The problem
For the data that follows, report how many lines contain the word "Sicherheitsüberprüfung", and nothing else.

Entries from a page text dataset

<<<<

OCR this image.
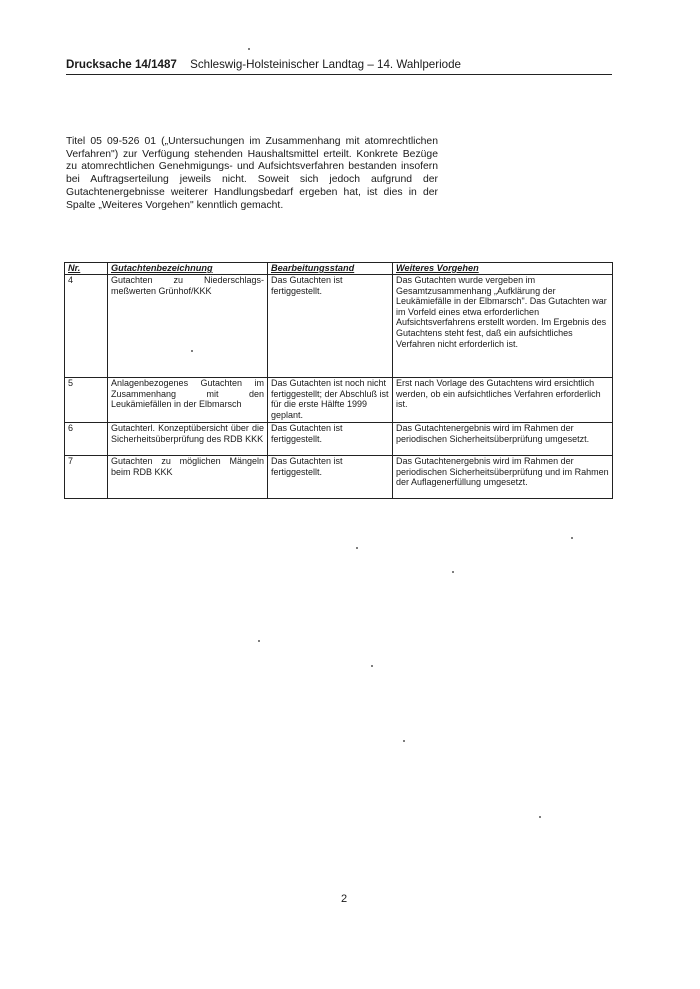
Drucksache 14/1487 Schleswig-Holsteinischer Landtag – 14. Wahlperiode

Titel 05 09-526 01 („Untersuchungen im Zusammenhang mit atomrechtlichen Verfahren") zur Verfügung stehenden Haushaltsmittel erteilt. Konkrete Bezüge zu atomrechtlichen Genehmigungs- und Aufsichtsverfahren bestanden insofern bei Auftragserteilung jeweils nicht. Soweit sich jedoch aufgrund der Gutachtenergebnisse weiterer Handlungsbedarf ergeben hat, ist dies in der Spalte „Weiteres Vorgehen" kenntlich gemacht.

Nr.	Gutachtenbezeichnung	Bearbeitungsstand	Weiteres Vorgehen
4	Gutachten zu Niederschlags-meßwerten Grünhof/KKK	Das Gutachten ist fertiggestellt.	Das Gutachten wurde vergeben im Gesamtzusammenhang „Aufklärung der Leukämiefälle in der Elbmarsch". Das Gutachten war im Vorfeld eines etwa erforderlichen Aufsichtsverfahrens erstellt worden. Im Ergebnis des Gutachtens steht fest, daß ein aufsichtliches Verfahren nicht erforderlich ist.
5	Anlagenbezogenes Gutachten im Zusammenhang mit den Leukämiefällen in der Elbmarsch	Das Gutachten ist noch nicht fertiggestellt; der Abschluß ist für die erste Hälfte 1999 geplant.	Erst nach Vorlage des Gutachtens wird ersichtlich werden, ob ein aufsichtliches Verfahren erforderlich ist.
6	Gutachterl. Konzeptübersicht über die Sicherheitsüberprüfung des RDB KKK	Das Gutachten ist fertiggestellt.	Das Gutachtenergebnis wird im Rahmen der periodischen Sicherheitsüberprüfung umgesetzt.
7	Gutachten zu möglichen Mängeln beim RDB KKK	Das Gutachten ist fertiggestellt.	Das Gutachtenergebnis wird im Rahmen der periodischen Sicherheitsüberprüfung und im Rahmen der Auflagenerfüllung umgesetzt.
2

>>>>

Answer box
2